### Data rows
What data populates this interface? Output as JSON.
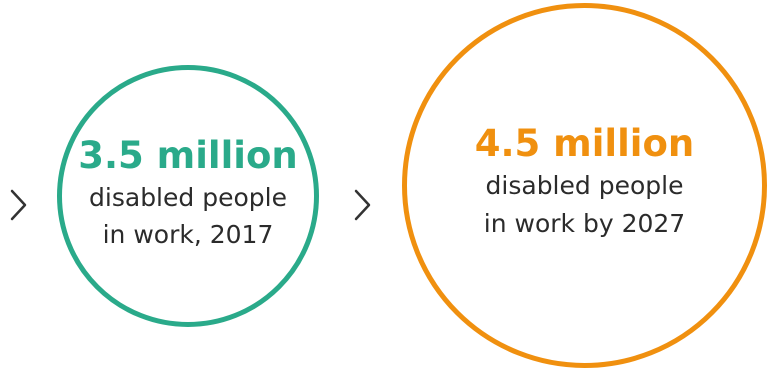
{
  "colors": {
    "stage_2017": "#2aaa8a",
    "stage_2027": "#f0900f",
    "text": "#2b2b2b",
    "arrow": "#333333"
  },
  "icons": [
    "chevron-right-icon",
    "chevron-right-icon"
  ],
  "stages": [
    {
      "figure": "3.5 million",
      "line1": "disabled people",
      "line2": "in work, 2017"
    },
    {
      "figure": "4.5 million",
      "line1": "disabled people",
      "line2": "in work by 2027"
    }
  ]
}
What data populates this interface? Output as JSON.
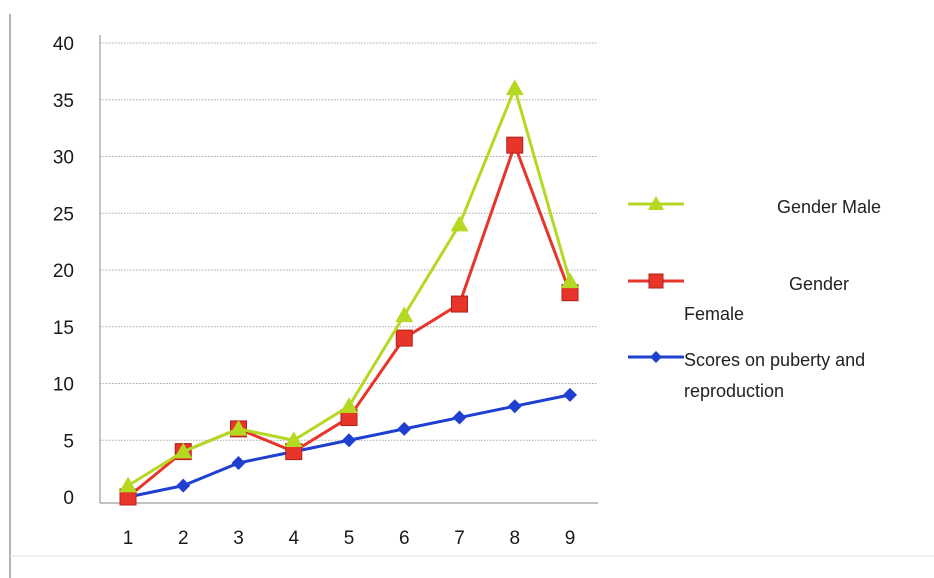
{
  "caption": "",
  "chart_data": {
    "type": "line",
    "categories": [
      "1",
      "2",
      "3",
      "4",
      "5",
      "6",
      "7",
      "8",
      "9"
    ],
    "ylim": [
      0,
      40
    ],
    "yticks": [
      0,
      5,
      10,
      15,
      20,
      25,
      30,
      35,
      40
    ],
    "grid": true,
    "legend_position": "right",
    "series": [
      {
        "name": "Gender Male",
        "name_lines": [
          "Gender Male"
        ],
        "marker": "triangle",
        "color": "#b5d922",
        "values": [
          1,
          4,
          6,
          5,
          8,
          16,
          24,
          36,
          19
        ]
      },
      {
        "name": "Gender Female",
        "name_lines": [
          "Gender",
          "Female"
        ],
        "marker": "square",
        "color": "#e8352a",
        "values": [
          0,
          4,
          6,
          4,
          7,
          14,
          17,
          31,
          18
        ]
      },
      {
        "name": "Scores on puberty and reproduction",
        "name_lines": [
          "Scores on puberty and",
          "reproduction"
        ],
        "marker": "diamond",
        "color": "#1f3fd1",
        "values": [
          0,
          1,
          3,
          4,
          5,
          6,
          7,
          8,
          9
        ]
      }
    ]
  }
}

### Given task
Make an exact copy of the records above, with the pictures left out.

### Task response
What data populates this interface? Output as JSON.
{
  "colors": {
    "stage_2017": "#2aaa8a",
    "stage_2027": "#f0900f",
    "text": "#2b2b2b",
    "arrow": "#333333"
  },
  "icons": [
    "chevron-right-icon",
    "chevron-right-icon"
  ],
  "stages": [
    {
      "figure": "3.5 million",
      "line1": "disabled people",
      "line2": "in work, 2017"
    },
    {
      "figure": "4.5 million",
      "line1": "disabled people",
      "line2": "in work by 2027"
    }
  ]
}
What data populates this interface? Output as JSON.
{
  "caption": "",
  "chart_data": {
    "type": "line",
    "categories": [
      "1",
      "2",
      "3",
      "4",
      "5",
      "6",
      "7",
      "8",
      "9"
    ],
    "ylim": [
      0,
      40
    ],
    "yticks": [
      0,
      5,
      10,
      15,
      20,
      25,
      30,
      35,
      40
    ],
    "grid": true,
    "legend_position": "right",
    "series": [
      {
        "name": "Gender Male",
        "name_lines": [
          "Gender Male"
        ],
        "marker": "triangle",
        "color": "#b5d922",
        "values": [
          1,
          4,
          6,
          5,
          8,
          16,
          24,
          36,
          19
        ]
      },
      {
        "name": "Gender Female",
        "name_lines": [
          "Gender",
          "Female"
        ],
        "marker": "square",
        "color": "#e8352a",
        "values": [
          0,
          4,
          6,
          4,
          7,
          14,
          17,
          31,
          18
        ]
      },
      {
        "name": "Scores on puberty and reproduction",
        "name_lines": [
          "Scores on puberty and",
          "reproduction"
        ],
        "marker": "diamond",
        "color": "#1f3fd1",
        "values": [
          0,
          1,
          3,
          4,
          5,
          6,
          7,
          8,
          9
        ]
      }
    ]
  }
}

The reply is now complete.